• [EXERCISE TASK]:
Return every line of the records below verbatim, with no pictures in the copy.

Collected data:
* Begin *

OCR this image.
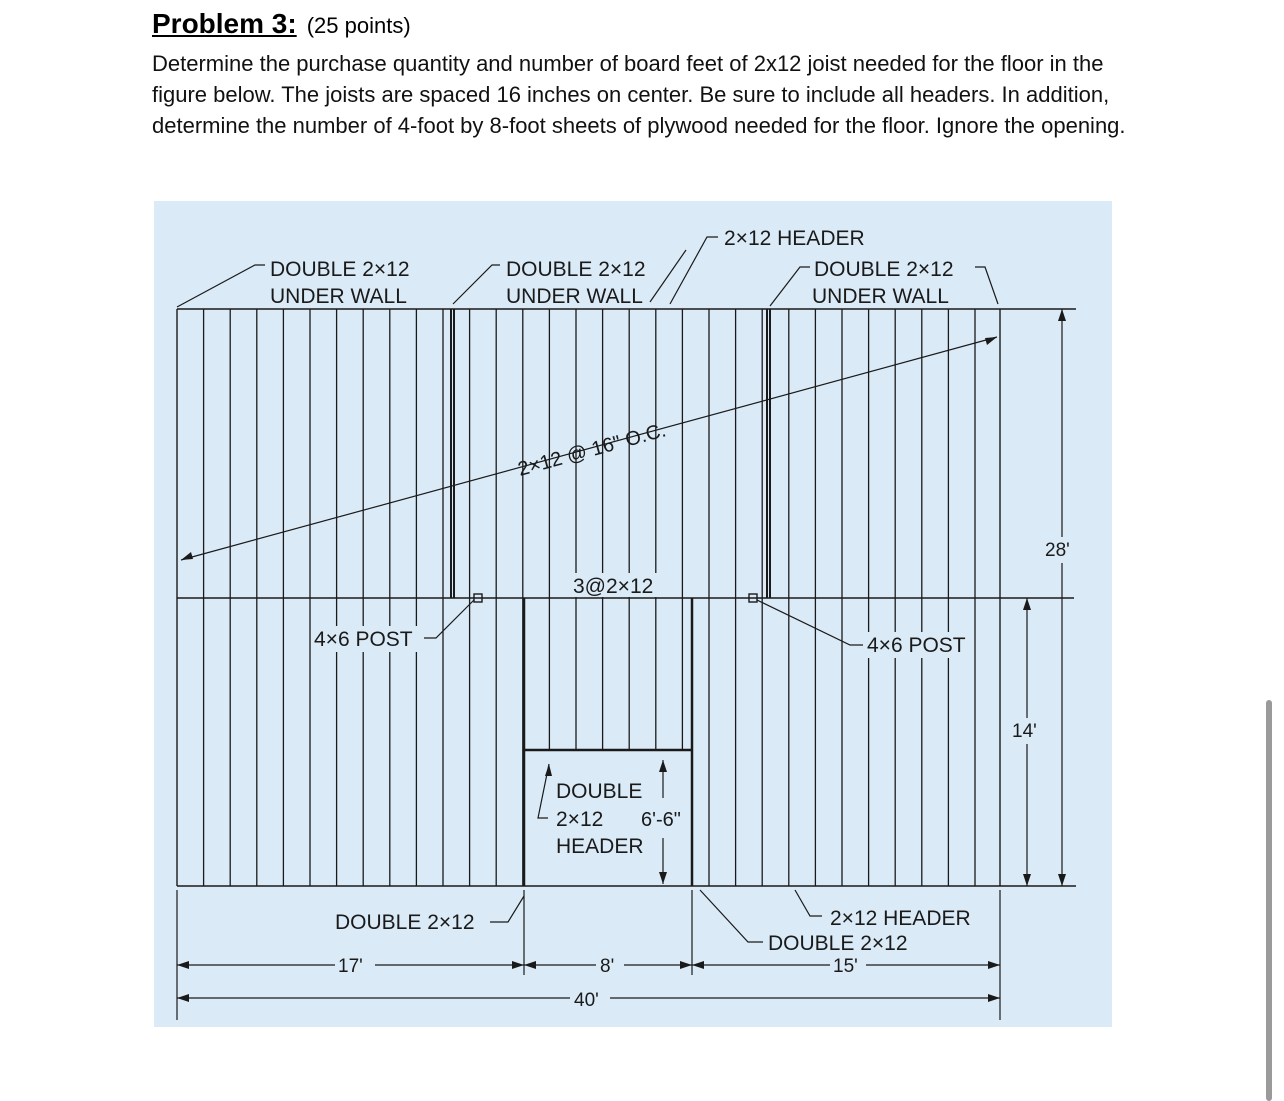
Problem 3: (25 points)
Determine the purchase quantity and number of board feet of 2x12 joist needed for the floor in the figure below. The joists are spaced 16 inches on center. Be sure to include all headers. In addition, determine the number of 4-foot by 8-foot sheets of plywood needed for the floor. Ignore the opening.
DOUBLE 2×12
UNDER WALL
DOUBLE 2×12
UNDER WALL
2×12 HEADER
DOUBLE 2×12
UNDER WALL
2×12 @ 16" O.C.
3@2×12
4×6 POST	4×6 POST
DOUBLE
2×12
HEADER
6'-6"
DOUBLE 2×12	2×12 HEADER
DOUBLE 2×12
17'	8'	15'
40'
28'
14'
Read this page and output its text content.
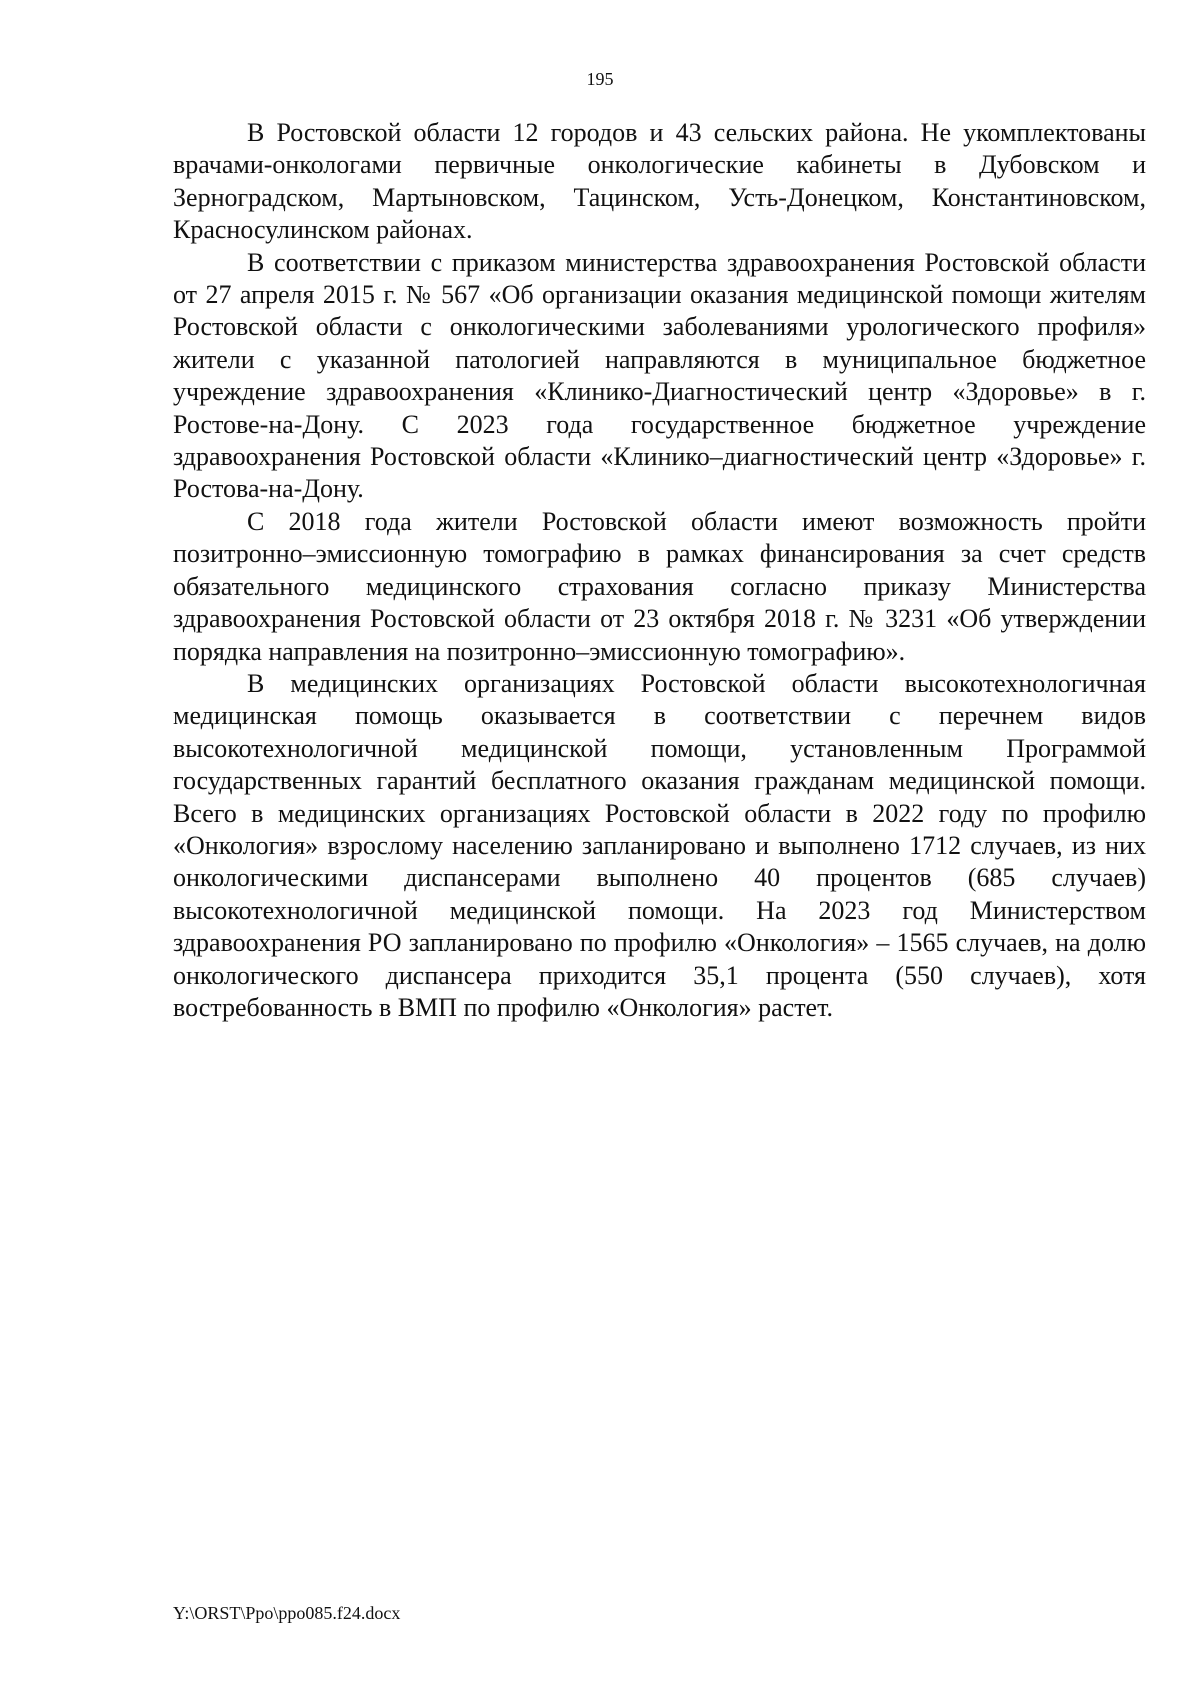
195

В Ростовской области 12 городов и 43 сельских района. Не укомплектованы врачами-онкологами первичные онкологические кабинеты в Дубовском и Зерноградском, Мартыновском, Тацинском, Усть-Донецком, Константиновском, Красносулинском районах.

В соответствии с приказом министерства здравоохранения Ростовской области от 27 апреля 2015 г. № 567 «Об организации оказания медицинской помощи жителям Ростовской области с онкологическими заболеваниями урологического профиля» жители с указанной патологией направляются в муниципальное бюджетное учреждение здравоохранения «Клинико-Диагностический центр «Здоровье» в г. Ростове-на-Дону. С 2023 года государственное бюджетное учреждение здравоохранения Ростовской области «Клинико–диагностический центр «Здоровье» г. Ростова-на-Дону.

С 2018 года жители Ростовской области имеют возможность пройти позитронно–эмиссионную томографию в рамках финансирования за счет средств обязательного медицинского страхования согласно приказу Министерства здравоохранения Ростовской области от 23 октября 2018 г. № 3231 «Об утверждении порядка направления на позитронно–эмиссионную томографию».

В медицинских организациях Ростовской области высокотехнологичная медицинская помощь оказывается в соответствии с перечнем видов высокотехнологичной медицинской помощи, установленным Программой государственных гарантий бесплатного оказания гражданам медицинской помощи. Всего в медицинских организациях Ростовской области в 2022 году по профилю «Онкология» взрослому населению запланировано и выполнено 1712 случаев, из них онкологическими диспансерами выполнено 40 процентов (685 случаев) высокотехнологичной медицинской помощи. На 2023 год Министерством здравоохранения РО запланировано по профилю «Онкология» – 1565 случаев, на долю онкологического диспансера приходится 35,1 процента (550 случаев), хотя востребованность в ВМП по профилю «Онкология» растет.

Y:\ORST\Ppo\ppo085.f24.docx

* End *

• [SOLUTION TO THE PROBLEM]:
OCR this image.
Problem 3: (25 points)
Determine the purchase quantity and number of board feet of 2x12 joist needed for the floor in the figure below. The joists are spaced 16 inches on center. Be sure to include all headers. In addition, determine the number of 4-foot by 8-foot sheets of plywood needed for the floor. Ignore the opening.
DOUBLE 2×12
UNDER WALL
DOUBLE 2×12
UNDER WALL
2×12 HEADER
DOUBLE 2×12
UNDER WALL
2×12 @ 16" O.C.
3@2×12
4×6 POST	4×6 POST
DOUBLE
2×12
HEADER
6'-6"
DOUBLE 2×12	2×12 HEADER
DOUBLE 2×12
17'	8'	15'
40'
28'
14'
Read this page and output its text content.
195

В Ростовской области 12 городов и 43 сельских района. Не укомплектованы врачами-онкологами первичные онкологические кабинеты в Дубовском и Зерноградском, Мартыновском, Тацинском, Усть-Донецком, Константиновском, Красносулинском районах.

В соответствии с приказом министерства здравоохранения Ростовской области от 27 апреля 2015 г. № 567 «Об организации оказания медицинской помощи жителям Ростовской области с онкологическими заболеваниями урологического профиля» жители с указанной патологией направляются в муниципальное бюджетное учреждение здравоохранения «Клинико-Диагностический центр «Здоровье» в г. Ростове-на-Дону. С 2023 года государственное бюджетное учреждение здравоохранения Ростовской области «Клинико–диагностический центр «Здоровье» г. Ростова-на-Дону.

С 2018 года жители Ростовской области имеют возможность пройти позитронно–эмиссионную томографию в рамках финансирования за счет средств обязательного медицинского страхования согласно приказу Министерства здравоохранения Ростовской области от 23 октября 2018 г. № 3231 «Об утверждении порядка направления на позитронно–эмиссионную томографию».

В медицинских организациях Ростовской области высокотехнологичная медицинская помощь оказывается в соответствии с перечнем видов высокотехнологичной медицинской помощи, установленным Программой государственных гарантий бесплатного оказания гражданам медицинской помощи. Всего в медицинских организациях Ростовской области в 2022 году по профилю «Онкология» взрослому населению запланировано и выполнено 1712 случаев, из них онкологическими диспансерами выполнено 40 процентов (685 случаев) высокотехнологичной медицинской помощи. На 2023 год Министерством здравоохранения РО запланировано по профилю «Онкология» – 1565 случаев, на долю онкологического диспансера приходится 35,1 процента (550 случаев), хотя востребованность в ВМП по профилю «Онкология» растет.

Y:\ORST\Ppo\ppo085.f24.docx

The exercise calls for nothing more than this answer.